Exercise prompt
Output the material below in full, exactly as it is.

Items listed in a dataset

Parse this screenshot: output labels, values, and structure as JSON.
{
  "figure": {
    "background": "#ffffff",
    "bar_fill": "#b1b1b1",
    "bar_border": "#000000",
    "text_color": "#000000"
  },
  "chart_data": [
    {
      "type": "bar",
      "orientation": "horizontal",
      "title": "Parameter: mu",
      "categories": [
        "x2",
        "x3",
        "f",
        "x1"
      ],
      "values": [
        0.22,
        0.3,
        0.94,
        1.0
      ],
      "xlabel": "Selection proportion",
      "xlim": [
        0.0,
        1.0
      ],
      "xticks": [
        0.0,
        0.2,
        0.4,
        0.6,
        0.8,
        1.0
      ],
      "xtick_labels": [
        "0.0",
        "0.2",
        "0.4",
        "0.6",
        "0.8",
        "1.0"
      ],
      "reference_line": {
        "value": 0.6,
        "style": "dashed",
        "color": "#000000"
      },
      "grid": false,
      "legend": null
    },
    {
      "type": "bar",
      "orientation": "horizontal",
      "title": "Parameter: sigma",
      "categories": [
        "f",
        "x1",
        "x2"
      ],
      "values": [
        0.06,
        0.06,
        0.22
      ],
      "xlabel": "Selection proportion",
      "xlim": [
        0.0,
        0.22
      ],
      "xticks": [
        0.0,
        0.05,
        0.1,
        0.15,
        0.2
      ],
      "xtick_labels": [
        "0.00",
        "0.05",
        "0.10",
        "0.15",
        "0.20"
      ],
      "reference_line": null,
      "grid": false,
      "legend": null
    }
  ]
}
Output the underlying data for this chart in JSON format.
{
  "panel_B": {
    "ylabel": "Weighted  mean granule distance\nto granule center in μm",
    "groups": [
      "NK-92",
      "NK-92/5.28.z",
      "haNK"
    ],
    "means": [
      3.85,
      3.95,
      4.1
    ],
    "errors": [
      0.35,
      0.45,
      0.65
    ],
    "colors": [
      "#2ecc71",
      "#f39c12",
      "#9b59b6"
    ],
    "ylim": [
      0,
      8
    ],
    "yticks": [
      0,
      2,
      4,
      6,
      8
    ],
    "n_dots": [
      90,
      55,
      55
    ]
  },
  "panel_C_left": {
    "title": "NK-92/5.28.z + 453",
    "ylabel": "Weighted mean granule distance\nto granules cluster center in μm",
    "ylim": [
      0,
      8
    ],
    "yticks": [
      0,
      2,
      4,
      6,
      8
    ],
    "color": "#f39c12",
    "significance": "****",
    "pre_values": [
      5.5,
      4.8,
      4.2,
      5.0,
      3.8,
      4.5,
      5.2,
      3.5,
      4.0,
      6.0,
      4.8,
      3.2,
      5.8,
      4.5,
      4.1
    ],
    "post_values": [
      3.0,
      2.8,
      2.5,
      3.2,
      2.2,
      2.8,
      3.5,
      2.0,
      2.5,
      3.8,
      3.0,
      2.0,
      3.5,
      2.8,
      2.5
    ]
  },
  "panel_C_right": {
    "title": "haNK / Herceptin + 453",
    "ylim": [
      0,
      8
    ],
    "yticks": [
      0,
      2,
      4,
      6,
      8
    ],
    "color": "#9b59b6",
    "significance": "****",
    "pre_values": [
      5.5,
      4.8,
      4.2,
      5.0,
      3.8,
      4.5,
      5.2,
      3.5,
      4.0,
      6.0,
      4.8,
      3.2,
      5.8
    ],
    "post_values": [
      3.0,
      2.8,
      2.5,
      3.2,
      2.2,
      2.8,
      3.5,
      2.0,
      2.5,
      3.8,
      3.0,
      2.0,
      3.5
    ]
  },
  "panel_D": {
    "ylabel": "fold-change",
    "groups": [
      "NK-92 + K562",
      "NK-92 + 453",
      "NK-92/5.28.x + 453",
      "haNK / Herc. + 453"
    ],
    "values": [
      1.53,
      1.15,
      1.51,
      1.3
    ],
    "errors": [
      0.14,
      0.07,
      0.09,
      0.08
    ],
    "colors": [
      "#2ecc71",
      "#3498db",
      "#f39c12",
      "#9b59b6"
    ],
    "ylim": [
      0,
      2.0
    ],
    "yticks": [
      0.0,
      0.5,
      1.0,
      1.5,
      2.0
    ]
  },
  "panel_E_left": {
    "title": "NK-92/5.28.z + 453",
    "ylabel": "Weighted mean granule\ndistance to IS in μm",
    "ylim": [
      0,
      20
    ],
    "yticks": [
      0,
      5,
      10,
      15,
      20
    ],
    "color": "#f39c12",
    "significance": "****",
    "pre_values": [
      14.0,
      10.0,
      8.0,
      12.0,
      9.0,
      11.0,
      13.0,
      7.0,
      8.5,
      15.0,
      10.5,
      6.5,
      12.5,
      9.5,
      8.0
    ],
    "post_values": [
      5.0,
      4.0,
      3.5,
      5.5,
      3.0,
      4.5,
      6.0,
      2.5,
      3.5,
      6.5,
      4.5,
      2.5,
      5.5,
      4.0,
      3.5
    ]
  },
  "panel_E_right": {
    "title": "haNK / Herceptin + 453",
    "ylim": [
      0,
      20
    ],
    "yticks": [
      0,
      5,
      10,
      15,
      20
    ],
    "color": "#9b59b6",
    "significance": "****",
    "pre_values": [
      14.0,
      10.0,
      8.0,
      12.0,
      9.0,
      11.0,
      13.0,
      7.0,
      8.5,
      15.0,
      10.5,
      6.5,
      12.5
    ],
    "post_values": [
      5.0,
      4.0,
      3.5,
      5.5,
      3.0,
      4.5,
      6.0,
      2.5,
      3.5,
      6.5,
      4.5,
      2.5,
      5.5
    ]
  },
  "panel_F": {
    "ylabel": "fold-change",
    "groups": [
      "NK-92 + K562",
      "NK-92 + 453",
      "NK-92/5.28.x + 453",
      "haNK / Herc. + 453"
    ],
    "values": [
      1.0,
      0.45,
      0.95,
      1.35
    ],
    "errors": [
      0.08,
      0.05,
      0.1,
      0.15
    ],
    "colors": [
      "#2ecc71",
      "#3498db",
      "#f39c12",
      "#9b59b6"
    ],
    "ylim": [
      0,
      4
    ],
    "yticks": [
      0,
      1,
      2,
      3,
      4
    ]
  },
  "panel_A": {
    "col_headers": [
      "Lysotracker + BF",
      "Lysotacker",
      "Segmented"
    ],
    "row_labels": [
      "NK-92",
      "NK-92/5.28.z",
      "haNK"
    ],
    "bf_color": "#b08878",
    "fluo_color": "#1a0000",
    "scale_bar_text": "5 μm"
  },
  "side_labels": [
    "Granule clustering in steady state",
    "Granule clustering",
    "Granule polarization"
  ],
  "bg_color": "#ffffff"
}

Solution
Parse this screenshot: output labels, values, and structure as JSON.
{
  "figure": {
    "background": "#ffffff",
    "bar_fill": "#b1b1b1",
    "bar_border": "#000000",
    "text_color": "#000000"
  },
  "chart_data": [
    {
      "type": "bar",
      "orientation": "horizontal",
      "title": "Parameter: mu",
      "categories": [
        "x2",
        "x3",
        "f",
        "x1"
      ],
      "values": [
        0.22,
        0.3,
        0.94,
        1.0
      ],
      "xlabel": "Selection proportion",
      "xlim": [
        0.0,
        1.0
      ],
      "xticks": [
        0.0,
        0.2,
        0.4,
        0.6,
        0.8,
        1.0
      ],
      "xtick_labels": [
        "0.0",
        "0.2",
        "0.4",
        "0.6",
        "0.8",
        "1.0"
      ],
      "reference_line": {
        "value": 0.6,
        "style": "dashed",
        "color": "#000000"
      },
      "grid": false,
      "legend": null
    },
    {
      "type": "bar",
      "orientation": "horizontal",
      "title": "Parameter: sigma",
      "categories": [
        "f",
        "x1",
        "x2"
      ],
      "values": [
        0.06,
        0.06,
        0.22
      ],
      "xlabel": "Selection proportion",
      "xlim": [
        0.0,
        0.22
      ],
      "xticks": [
        0.0,
        0.05,
        0.1,
        0.15,
        0.2
      ],
      "xtick_labels": [
        "0.00",
        "0.05",
        "0.10",
        "0.15",
        "0.20"
      ],
      "reference_line": null,
      "grid": false,
      "legend": null
    }
  ]
}
Output the underlying data for this chart in JSON format.
{
  "panel_B": {
    "ylabel": "Weighted  mean granule distance\nto granule center in μm",
    "groups": [
      "NK-92",
      "NK-92/5.28.z",
      "haNK"
    ],
    "means": [
      3.85,
      3.95,
      4.1
    ],
    "errors": [
      0.35,
      0.45,
      0.65
    ],
    "colors": [
      "#2ecc71",
      "#f39c12",
      "#9b59b6"
    ],
    "ylim": [
      0,
      8
    ],
    "yticks": [
      0,
      2,
      4,
      6,
      8
    ],
    "n_dots": [
      90,
      55,
      55
    ]
  },
  "panel_C_left": {
    "title": "NK-92/5.28.z + 453",
    "ylabel": "Weighted mean granule distance\nto granules cluster center in μm",
    "ylim": [
      0,
      8
    ],
    "yticks": [
      0,
      2,
      4,
      6,
      8
    ],
    "color": "#f39c12",
    "significance": "****",
    "pre_values": [
      5.5,
      4.8,
      4.2,
      5.0,
      3.8,
      4.5,
      5.2,
      3.5,
      4.0,
      6.0,
      4.8,
      3.2,
      5.8,
      4.5,
      4.1
    ],
    "post_values": [
      3.0,
      2.8,
      2.5,
      3.2,
      2.2,
      2.8,
      3.5,
      2.0,
      2.5,
      3.8,
      3.0,
      2.0,
      3.5,
      2.8,
      2.5
    ]
  },
  "panel_C_right": {
    "title": "haNK / Herceptin + 453",
    "ylim": [
      0,
      8
    ],
    "yticks": [
      0,
      2,
      4,
      6,
      8
    ],
    "color": "#9b59b6",
    "significance": "****",
    "pre_values": [
      5.5,
      4.8,
      4.2,
      5.0,
      3.8,
      4.5,
      5.2,
      3.5,
      4.0,
      6.0,
      4.8,
      3.2,
      5.8
    ],
    "post_values": [
      3.0,
      2.8,
      2.5,
      3.2,
      2.2,
      2.8,
      3.5,
      2.0,
      2.5,
      3.8,
      3.0,
      2.0,
      3.5
    ]
  },
  "panel_D": {
    "ylabel": "fold-change",
    "groups": [
      "NK-92 + K562",
      "NK-92 + 453",
      "NK-92/5.28.x + 453",
      "haNK / Herc. + 453"
    ],
    "values": [
      1.53,
      1.15,
      1.51,
      1.3
    ],
    "errors": [
      0.14,
      0.07,
      0.09,
      0.08
    ],
    "colors": [
      "#2ecc71",
      "#3498db",
      "#f39c12",
      "#9b59b6"
    ],
    "ylim": [
      0,
      2.0
    ],
    "yticks": [
      0.0,
      0.5,
      1.0,
      1.5,
      2.0
    ]
  },
  "panel_E_left": {
    "title": "NK-92/5.28.z + 453",
    "ylabel": "Weighted mean granule\ndistance to IS in μm",
    "ylim": [
      0,
      20
    ],
    "yticks": [
      0,
      5,
      10,
      15,
      20
    ],
    "color": "#f39c12",
    "significance": "****",
    "pre_values": [
      14.0,
      10.0,
      8.0,
      12.0,
      9.0,
      11.0,
      13.0,
      7.0,
      8.5,
      15.0,
      10.5,
      6.5,
      12.5,
      9.5,
      8.0
    ],
    "post_values": [
      5.0,
      4.0,
      3.5,
      5.5,
      3.0,
      4.5,
      6.0,
      2.5,
      3.5,
      6.5,
      4.5,
      2.5,
      5.5,
      4.0,
      3.5
    ]
  },
  "panel_E_right": {
    "title": "haNK / Herceptin + 453",
    "ylim": [
      0,
      20
    ],
    "yticks": [
      0,
      5,
      10,
      15,
      20
    ],
    "color": "#9b59b6",
    "significance": "****",
    "pre_values": [
      14.0,
      10.0,
      8.0,
      12.0,
      9.0,
      11.0,
      13.0,
      7.0,
      8.5,
      15.0,
      10.5,
      6.5,
      12.5
    ],
    "post_values": [
      5.0,
      4.0,
      3.5,
      5.5,
      3.0,
      4.5,
      6.0,
      2.5,
      3.5,
      6.5,
      4.5,
      2.5,
      5.5
    ]
  },
  "panel_F": {
    "ylabel": "fold-change",
    "groups": [
      "NK-92 + K562",
      "NK-92 + 453",
      "NK-92/5.28.x + 453",
      "haNK / Herc. + 453"
    ],
    "values": [
      1.0,
      0.45,
      0.95,
      1.35
    ],
    "errors": [
      0.08,
      0.05,
      0.1,
      0.15
    ],
    "colors": [
      "#2ecc71",
      "#3498db",
      "#f39c12",
      "#9b59b6"
    ],
    "ylim": [
      0,
      4
    ],
    "yticks": [
      0,
      1,
      2,
      3,
      4
    ]
  },
  "panel_A": {
    "col_headers": [
      "Lysotracker + BF",
      "Lysotacker",
      "Segmented"
    ],
    "row_labels": [
      "NK-92",
      "NK-92/5.28.z",
      "haNK"
    ],
    "bf_color": "#b08878",
    "fluo_color": "#1a0000",
    "scale_bar_text": "5 μm"
  },
  "side_labels": [
    "Granule clustering in steady state",
    "Granule clustering",
    "Granule polarization"
  ],
  "bg_color": "#ffffff"
}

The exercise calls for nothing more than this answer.